Go through the listing and write out all of it exactly.

## START

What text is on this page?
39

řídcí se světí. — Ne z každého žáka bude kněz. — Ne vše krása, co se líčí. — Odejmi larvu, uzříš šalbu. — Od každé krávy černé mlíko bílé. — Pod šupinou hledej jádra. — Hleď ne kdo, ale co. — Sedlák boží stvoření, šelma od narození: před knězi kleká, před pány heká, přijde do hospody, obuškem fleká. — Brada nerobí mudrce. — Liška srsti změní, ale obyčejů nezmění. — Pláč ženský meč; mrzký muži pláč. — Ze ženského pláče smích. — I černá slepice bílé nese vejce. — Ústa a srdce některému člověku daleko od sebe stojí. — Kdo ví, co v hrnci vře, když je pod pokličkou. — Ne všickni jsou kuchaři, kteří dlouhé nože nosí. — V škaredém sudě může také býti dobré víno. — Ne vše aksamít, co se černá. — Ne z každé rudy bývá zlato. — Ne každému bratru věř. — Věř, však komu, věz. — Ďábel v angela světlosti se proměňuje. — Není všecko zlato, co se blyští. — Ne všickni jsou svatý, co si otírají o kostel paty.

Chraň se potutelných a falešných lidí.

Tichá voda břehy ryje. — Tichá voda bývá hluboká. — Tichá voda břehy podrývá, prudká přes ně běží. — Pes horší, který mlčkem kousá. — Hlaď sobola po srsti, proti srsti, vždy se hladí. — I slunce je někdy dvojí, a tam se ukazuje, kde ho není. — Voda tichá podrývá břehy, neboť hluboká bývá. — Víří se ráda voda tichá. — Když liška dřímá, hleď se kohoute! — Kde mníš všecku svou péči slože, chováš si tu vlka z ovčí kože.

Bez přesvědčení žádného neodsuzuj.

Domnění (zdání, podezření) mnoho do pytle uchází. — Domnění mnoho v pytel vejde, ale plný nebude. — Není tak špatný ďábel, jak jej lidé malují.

## END

Task output:
What text is on this page?
39

řídcí se světí. — Ne z každého žáka bude kněz. — Ne vše krása, co se líčí. — Odejmi larvu, uzříš šalbu. — Od každé krávy černé mlíko bílé. — Pod šupinou hledej jádra. — Hleď ne kdo, ale co. — Sedlák boží stvoření, šelma od narození: před knězi kleká, před pány heká, přijde do hospody, obuškem fleká. — Brada nerobí mudrce. — Liška srsti změní, ale obyčejů nezmění. — Pláč ženský meč; mrzký muži pláč. — Ze ženského pláče smích. — I černá slepice bílé nese vejce. — Ústa a srdce některému člověku daleko od sebe stojí. — Kdo ví, co v hrnci vře, když je pod pokličkou. — Ne všickni jsou kuchaři, kteří dlouhé nože nosí. — V škaredém sudě může také býti dobré víno. — Ne vše aksamít, co se černá. — Ne z každé rudy bývá zlato. — Ne každému bratru věř. — Věř, však komu, věz. — Ďábel v angela světlosti se proměňuje. — Není všecko zlato, co se blyští. — Ne všickni jsou svatý, co si otírají o kostel paty.

Chraň se potutelných a falešných lidí.

Tichá voda břehy ryje. — Tichá voda bývá hluboká. — Tichá voda břehy podrývá, prudká přes ně běží. — Pes horší, který mlčkem kousá. — Hlaď sobola po srsti, proti srsti, vždy se hladí. — I slunce je někdy dvojí, a tam se ukazuje, kde ho není. — Voda tichá podrývá břehy, neboť hluboká bývá. — Víří se ráda voda tichá. — Když liška dřímá, hleď se kohoute! — Kde mníš všecku svou péči slože, chováš si tu vlka z ovčí kože.

Bez přesvědčení žádného neodsuzuj.

Domnění (zdání, podezření) mnoho do pytle uchází. — Domnění mnoho v pytel vejde, ale plný nebude. — Není tak špatný ďábel, jak jej lidé malují.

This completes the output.